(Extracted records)
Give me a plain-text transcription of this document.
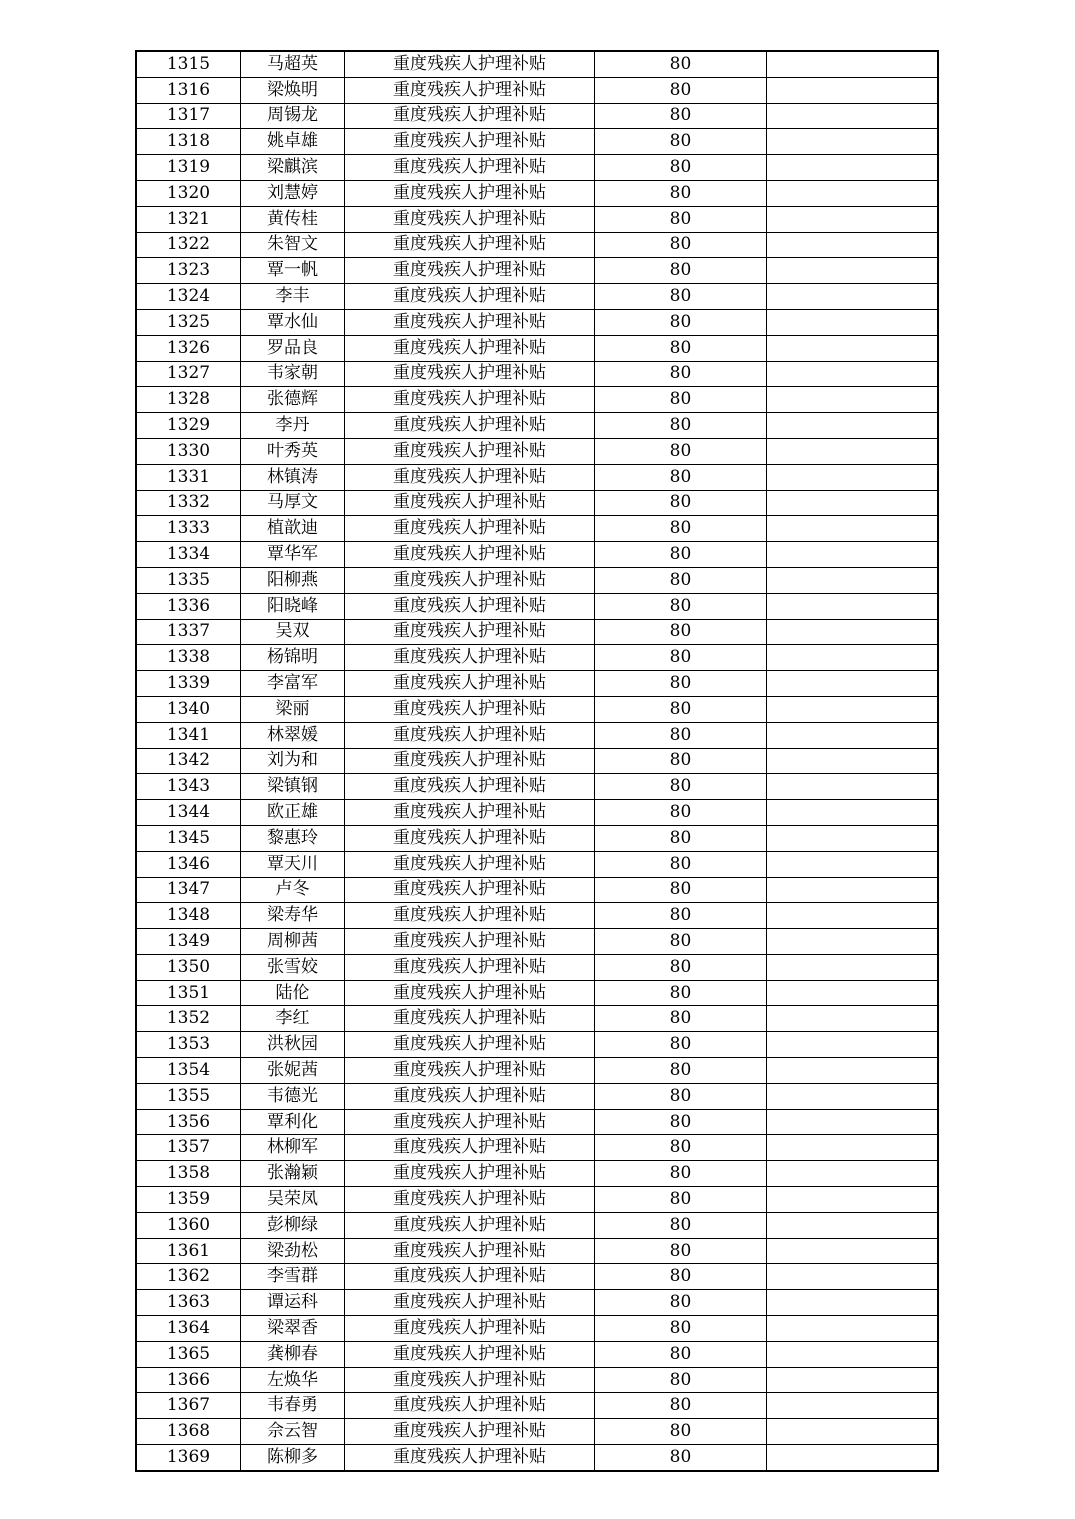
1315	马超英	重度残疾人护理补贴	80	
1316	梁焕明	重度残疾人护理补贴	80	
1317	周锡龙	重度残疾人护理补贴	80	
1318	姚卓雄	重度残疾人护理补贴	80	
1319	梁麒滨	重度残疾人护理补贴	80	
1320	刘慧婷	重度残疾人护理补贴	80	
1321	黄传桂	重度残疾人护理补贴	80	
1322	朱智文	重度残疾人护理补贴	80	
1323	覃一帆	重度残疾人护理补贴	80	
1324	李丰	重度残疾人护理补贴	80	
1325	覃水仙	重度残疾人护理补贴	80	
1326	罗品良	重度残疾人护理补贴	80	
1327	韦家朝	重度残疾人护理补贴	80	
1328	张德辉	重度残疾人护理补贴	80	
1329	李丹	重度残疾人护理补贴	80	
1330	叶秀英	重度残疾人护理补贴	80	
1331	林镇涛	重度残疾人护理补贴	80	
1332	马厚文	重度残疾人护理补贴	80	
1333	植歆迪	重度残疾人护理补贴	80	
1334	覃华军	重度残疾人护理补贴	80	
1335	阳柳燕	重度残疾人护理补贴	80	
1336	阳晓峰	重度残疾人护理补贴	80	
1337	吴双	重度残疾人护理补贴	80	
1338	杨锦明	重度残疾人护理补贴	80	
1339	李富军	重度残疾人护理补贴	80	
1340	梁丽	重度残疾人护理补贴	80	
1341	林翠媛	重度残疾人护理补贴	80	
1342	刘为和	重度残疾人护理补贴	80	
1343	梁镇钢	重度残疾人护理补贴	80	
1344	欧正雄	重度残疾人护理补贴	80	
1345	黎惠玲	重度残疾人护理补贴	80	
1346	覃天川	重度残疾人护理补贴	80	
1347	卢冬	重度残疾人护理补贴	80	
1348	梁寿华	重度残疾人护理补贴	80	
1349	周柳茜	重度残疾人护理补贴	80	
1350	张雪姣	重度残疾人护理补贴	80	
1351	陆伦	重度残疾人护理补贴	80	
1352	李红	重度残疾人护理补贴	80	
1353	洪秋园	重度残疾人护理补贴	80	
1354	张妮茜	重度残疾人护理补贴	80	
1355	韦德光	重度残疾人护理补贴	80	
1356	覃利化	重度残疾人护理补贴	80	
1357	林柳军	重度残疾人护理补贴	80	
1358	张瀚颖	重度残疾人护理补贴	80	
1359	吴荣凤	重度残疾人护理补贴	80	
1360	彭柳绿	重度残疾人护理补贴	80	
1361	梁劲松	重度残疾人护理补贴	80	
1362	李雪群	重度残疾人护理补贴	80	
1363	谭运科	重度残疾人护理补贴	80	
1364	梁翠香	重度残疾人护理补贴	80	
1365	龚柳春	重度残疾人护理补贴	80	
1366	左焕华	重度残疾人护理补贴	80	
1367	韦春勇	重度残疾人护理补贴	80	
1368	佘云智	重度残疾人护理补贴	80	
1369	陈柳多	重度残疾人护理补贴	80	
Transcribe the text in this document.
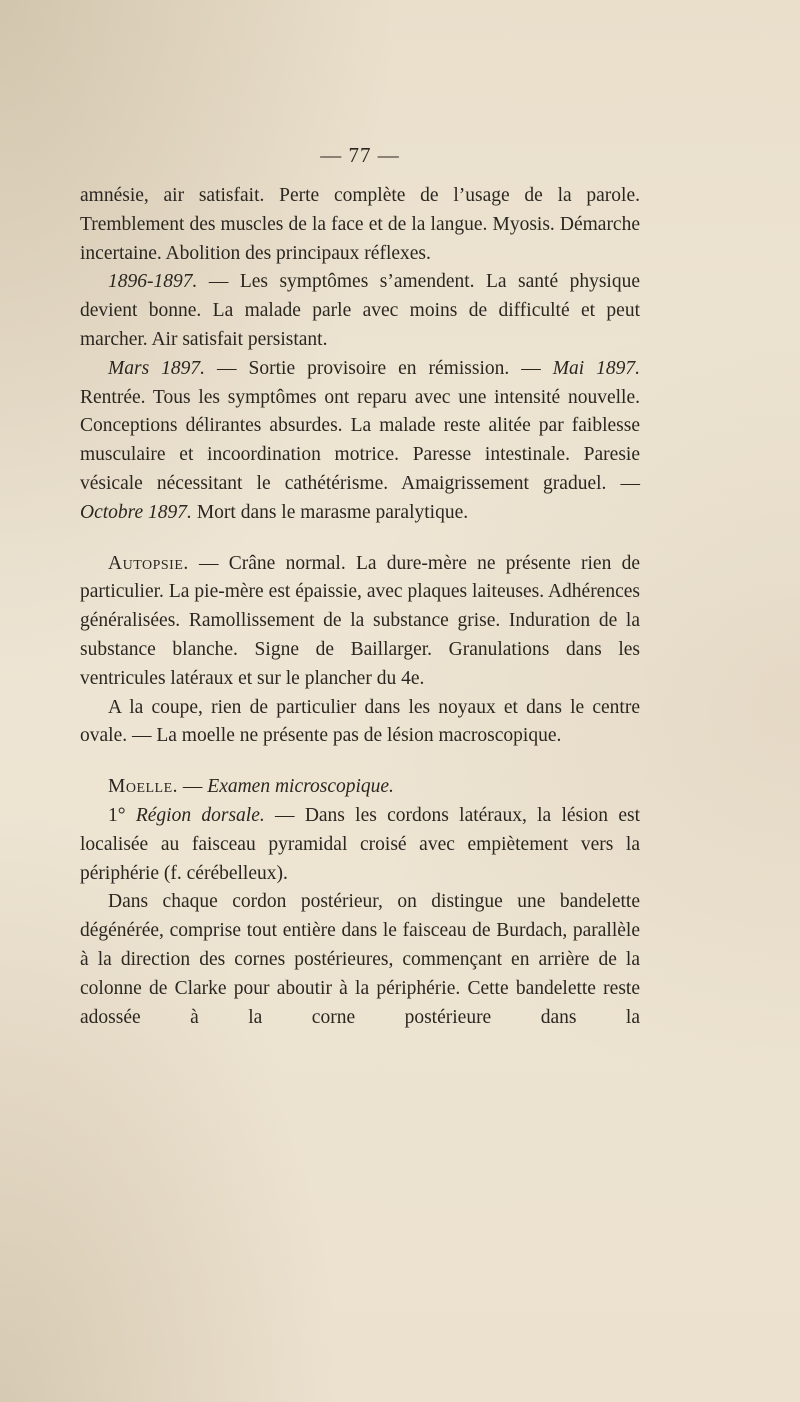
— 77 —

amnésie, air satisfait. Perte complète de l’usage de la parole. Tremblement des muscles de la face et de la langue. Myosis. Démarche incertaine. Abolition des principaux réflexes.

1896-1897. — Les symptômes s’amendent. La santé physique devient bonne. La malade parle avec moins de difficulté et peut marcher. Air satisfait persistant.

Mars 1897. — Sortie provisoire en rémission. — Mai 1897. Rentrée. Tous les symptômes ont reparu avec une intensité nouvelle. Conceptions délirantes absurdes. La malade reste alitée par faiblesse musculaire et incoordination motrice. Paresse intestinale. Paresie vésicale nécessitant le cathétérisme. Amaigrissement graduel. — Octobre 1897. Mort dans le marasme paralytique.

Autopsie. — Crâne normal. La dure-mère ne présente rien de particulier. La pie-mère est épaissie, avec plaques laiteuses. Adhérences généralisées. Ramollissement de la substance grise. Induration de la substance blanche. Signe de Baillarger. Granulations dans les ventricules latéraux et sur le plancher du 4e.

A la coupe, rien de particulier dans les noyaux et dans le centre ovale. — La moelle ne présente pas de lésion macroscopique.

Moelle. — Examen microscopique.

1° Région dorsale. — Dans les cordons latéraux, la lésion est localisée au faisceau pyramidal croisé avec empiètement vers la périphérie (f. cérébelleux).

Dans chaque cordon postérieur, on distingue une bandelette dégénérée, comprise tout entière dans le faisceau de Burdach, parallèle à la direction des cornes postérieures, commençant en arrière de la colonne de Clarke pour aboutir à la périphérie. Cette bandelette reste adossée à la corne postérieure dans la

**WHAT YOU WILL DO**
From the material above, copy everything exactly but the pictures.

**SOLVED EXERCISE**
Give me a plain-text transcription of this document.
1315	马超英	重度残疾人护理补贴	80	
1316	梁焕明	重度残疾人护理补贴	80	
1317	周锡龙	重度残疾人护理补贴	80	
1318	姚卓雄	重度残疾人护理补贴	80	
1319	梁麒滨	重度残疾人护理补贴	80	
1320	刘慧婷	重度残疾人护理补贴	80	
1321	黄传桂	重度残疾人护理补贴	80	
1322	朱智文	重度残疾人护理补贴	80	
1323	覃一帆	重度残疾人护理补贴	80	
1324	李丰	重度残疾人护理补贴	80	
1325	覃水仙	重度残疾人护理补贴	80	
1326	罗品良	重度残疾人护理补贴	80	
1327	韦家朝	重度残疾人护理补贴	80	
1328	张德辉	重度残疾人护理补贴	80	
1329	李丹	重度残疾人护理补贴	80	
1330	叶秀英	重度残疾人护理补贴	80	
1331	林镇涛	重度残疾人护理补贴	80	
1332	马厚文	重度残疾人护理补贴	80	
1333	植歆迪	重度残疾人护理补贴	80	
1334	覃华军	重度残疾人护理补贴	80	
1335	阳柳燕	重度残疾人护理补贴	80	
1336	阳晓峰	重度残疾人护理补贴	80	
1337	吴双	重度残疾人护理补贴	80	
1338	杨锦明	重度残疾人护理补贴	80	
1339	李富军	重度残疾人护理补贴	80	
1340	梁丽	重度残疾人护理补贴	80	
1341	林翠媛	重度残疾人护理补贴	80	
1342	刘为和	重度残疾人护理补贴	80	
1343	梁镇钢	重度残疾人护理补贴	80	
1344	欧正雄	重度残疾人护理补贴	80	
1345	黎惠玲	重度残疾人护理补贴	80	
1346	覃天川	重度残疾人护理补贴	80	
1347	卢冬	重度残疾人护理补贴	80	
1348	梁寿华	重度残疾人护理补贴	80	
1349	周柳茜	重度残疾人护理补贴	80	
1350	张雪姣	重度残疾人护理补贴	80	
1351	陆伦	重度残疾人护理补贴	80	
1352	李红	重度残疾人护理补贴	80	
1353	洪秋园	重度残疾人护理补贴	80	
1354	张妮茜	重度残疾人护理补贴	80	
1355	韦德光	重度残疾人护理补贴	80	
1356	覃利化	重度残疾人护理补贴	80	
1357	林柳军	重度残疾人护理补贴	80	
1358	张瀚颖	重度残疾人护理补贴	80	
1359	吴荣凤	重度残疾人护理补贴	80	
1360	彭柳绿	重度残疾人护理补贴	80	
1361	梁劲松	重度残疾人护理补贴	80	
1362	李雪群	重度残疾人护理补贴	80	
1363	谭运科	重度残疾人护理补贴	80	
1364	梁翠香	重度残疾人护理补贴	80	
1365	龚柳春	重度残疾人护理补贴	80	
1366	左焕华	重度残疾人护理补贴	80	
1367	韦春勇	重度残疾人护理补贴	80	
1368	佘云智	重度残疾人护理补贴	80	
1369	陈柳多	重度残疾人护理补贴	80	
Transcribe the text in this document.
— 77 —

amnésie, air satisfait. Perte complète de l’usage de la parole. Tremblement des muscles de la face et de la langue. Myosis. Démarche incertaine. Abolition des principaux réflexes.

1896-1897. — Les symptômes s’amendent. La santé physique devient bonne. La malade parle avec moins de difficulté et peut marcher. Air satisfait persistant.

Mars 1897. — Sortie provisoire en rémission. — Mai 1897. Rentrée. Tous les symptômes ont reparu avec une intensité nouvelle. Conceptions délirantes absurdes. La malade reste alitée par faiblesse musculaire et incoordination motrice. Paresse intestinale. Paresie vésicale nécessitant le cathétérisme. Amaigrissement graduel. — Octobre 1897. Mort dans le marasme paralytique.

Autopsie. — Crâne normal. La dure-mère ne présente rien de particulier. La pie-mère est épaissie, avec plaques laiteuses. Adhérences généralisées. Ramollissement de la substance grise. Induration de la substance blanche. Signe de Baillarger. Granulations dans les ventricules latéraux et sur le plancher du 4e.

A la coupe, rien de particulier dans les noyaux et dans le centre ovale. — La moelle ne présente pas de lésion macroscopique.

Moelle. — Examen microscopique.

1° Région dorsale. — Dans les cordons latéraux, la lésion est localisée au faisceau pyramidal croisé avec empiètement vers la périphérie (f. cérébelleux).

Dans chaque cordon postérieur, on distingue une bandelette dégénérée, comprise tout entière dans le faisceau de Burdach, parallèle à la direction des cornes postérieures, commençant en arrière de la colonne de Clarke pour aboutir à la périphérie. Cette bandelette reste adossée à la corne postérieure dans la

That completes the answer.